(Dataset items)
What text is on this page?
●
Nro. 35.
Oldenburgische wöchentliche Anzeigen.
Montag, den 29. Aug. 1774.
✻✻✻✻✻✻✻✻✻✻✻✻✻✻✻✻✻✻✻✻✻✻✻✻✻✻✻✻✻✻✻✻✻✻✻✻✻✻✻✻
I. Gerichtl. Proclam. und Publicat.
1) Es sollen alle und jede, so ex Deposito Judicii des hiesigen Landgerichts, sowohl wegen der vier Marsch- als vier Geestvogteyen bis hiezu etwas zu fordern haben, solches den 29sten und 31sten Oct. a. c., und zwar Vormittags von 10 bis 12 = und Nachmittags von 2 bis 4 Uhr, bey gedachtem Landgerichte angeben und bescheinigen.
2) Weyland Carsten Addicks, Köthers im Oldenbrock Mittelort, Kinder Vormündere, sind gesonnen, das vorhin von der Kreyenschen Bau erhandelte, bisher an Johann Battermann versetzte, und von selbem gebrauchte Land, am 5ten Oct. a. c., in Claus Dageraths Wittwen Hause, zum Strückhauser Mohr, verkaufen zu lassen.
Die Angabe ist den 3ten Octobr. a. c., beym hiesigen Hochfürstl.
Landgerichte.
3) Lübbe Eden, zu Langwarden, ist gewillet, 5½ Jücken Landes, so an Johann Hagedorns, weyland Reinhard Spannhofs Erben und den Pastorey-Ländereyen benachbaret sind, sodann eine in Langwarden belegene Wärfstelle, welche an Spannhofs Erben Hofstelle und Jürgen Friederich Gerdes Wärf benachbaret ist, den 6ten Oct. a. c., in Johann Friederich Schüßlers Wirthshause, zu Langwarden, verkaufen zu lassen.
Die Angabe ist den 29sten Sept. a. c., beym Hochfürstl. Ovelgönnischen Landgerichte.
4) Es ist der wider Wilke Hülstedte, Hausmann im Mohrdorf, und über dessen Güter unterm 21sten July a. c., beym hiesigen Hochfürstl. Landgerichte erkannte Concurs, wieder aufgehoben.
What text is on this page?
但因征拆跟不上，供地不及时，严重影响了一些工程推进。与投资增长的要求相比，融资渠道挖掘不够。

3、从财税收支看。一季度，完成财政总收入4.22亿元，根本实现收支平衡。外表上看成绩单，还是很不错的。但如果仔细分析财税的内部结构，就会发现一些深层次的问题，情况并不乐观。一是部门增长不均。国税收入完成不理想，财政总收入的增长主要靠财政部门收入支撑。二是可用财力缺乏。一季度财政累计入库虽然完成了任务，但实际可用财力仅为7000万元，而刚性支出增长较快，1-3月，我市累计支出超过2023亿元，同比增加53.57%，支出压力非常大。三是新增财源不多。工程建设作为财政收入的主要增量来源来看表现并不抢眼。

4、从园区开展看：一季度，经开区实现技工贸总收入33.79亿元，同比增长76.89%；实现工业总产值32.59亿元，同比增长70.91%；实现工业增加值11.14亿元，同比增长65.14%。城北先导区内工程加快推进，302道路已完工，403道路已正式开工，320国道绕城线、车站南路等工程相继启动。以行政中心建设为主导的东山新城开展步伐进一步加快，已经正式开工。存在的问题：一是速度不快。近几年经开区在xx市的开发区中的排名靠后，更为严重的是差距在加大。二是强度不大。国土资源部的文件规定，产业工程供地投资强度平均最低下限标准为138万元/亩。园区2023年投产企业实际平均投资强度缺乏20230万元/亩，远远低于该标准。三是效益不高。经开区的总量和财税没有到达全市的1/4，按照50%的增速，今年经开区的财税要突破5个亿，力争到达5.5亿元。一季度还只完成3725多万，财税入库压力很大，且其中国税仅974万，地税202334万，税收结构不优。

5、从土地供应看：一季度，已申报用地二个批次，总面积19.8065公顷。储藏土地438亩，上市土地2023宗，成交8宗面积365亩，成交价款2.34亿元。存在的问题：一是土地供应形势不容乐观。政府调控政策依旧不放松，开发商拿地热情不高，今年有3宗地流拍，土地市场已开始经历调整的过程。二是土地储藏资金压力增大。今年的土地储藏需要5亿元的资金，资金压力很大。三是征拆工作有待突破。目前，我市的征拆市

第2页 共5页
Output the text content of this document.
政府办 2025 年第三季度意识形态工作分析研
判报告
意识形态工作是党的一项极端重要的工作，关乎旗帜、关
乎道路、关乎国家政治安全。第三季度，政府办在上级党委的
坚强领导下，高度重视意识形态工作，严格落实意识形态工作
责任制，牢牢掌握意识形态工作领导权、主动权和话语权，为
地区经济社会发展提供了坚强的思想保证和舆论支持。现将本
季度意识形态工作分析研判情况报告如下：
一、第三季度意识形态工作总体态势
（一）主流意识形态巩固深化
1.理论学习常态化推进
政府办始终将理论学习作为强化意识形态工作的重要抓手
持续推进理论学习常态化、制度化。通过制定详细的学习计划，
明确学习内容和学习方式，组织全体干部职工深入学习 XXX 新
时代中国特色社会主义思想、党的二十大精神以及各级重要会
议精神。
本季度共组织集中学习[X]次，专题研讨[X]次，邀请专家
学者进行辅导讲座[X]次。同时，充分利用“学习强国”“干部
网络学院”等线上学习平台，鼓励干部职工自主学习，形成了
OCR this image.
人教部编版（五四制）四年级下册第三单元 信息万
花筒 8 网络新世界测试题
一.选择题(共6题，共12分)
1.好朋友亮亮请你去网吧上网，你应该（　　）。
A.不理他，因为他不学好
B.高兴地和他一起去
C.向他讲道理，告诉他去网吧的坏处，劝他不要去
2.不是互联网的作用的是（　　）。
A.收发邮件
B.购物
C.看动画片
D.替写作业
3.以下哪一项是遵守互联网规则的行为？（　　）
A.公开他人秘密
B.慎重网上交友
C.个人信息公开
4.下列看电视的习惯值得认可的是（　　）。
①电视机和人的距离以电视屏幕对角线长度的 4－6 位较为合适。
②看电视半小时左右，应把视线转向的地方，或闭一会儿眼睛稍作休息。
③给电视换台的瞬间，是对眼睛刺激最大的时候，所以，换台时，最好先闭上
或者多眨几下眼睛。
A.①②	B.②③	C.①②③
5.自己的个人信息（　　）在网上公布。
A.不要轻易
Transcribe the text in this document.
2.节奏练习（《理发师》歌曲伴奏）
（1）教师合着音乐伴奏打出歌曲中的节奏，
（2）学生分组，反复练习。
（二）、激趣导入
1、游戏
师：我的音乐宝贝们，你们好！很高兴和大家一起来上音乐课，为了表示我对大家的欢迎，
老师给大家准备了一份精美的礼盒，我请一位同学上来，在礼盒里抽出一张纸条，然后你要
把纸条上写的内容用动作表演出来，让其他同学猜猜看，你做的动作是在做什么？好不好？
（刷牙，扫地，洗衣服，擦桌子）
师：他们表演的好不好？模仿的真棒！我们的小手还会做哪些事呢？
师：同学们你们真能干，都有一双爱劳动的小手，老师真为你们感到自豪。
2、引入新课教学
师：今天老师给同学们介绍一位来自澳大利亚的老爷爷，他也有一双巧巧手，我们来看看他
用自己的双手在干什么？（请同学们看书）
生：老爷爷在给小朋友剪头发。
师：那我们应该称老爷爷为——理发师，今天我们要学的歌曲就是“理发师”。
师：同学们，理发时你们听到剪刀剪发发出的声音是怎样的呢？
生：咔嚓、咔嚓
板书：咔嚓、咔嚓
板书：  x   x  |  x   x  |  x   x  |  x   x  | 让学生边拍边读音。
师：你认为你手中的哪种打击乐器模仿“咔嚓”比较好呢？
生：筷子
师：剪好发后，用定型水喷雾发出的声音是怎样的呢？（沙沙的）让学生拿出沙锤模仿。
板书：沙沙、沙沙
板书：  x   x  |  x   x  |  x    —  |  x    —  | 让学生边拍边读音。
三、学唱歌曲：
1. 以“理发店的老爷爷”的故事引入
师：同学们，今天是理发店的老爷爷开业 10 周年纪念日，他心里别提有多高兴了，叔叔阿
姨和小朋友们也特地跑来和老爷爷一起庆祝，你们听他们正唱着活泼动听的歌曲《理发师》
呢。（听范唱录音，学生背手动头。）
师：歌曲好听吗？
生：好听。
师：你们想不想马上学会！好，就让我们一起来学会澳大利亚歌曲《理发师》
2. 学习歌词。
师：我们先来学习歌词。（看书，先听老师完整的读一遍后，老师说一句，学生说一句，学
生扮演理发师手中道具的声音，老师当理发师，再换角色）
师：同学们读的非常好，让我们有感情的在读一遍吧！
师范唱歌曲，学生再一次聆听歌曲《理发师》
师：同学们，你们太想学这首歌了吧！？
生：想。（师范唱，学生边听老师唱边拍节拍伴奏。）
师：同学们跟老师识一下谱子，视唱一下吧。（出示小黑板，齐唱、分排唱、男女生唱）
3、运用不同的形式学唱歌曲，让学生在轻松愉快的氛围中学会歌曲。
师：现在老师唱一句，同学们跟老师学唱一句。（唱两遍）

_WORK REQUIRED_
Look through the material and say how many lines hold "this". Give the number only.

_WRITTEN ANSWER_
5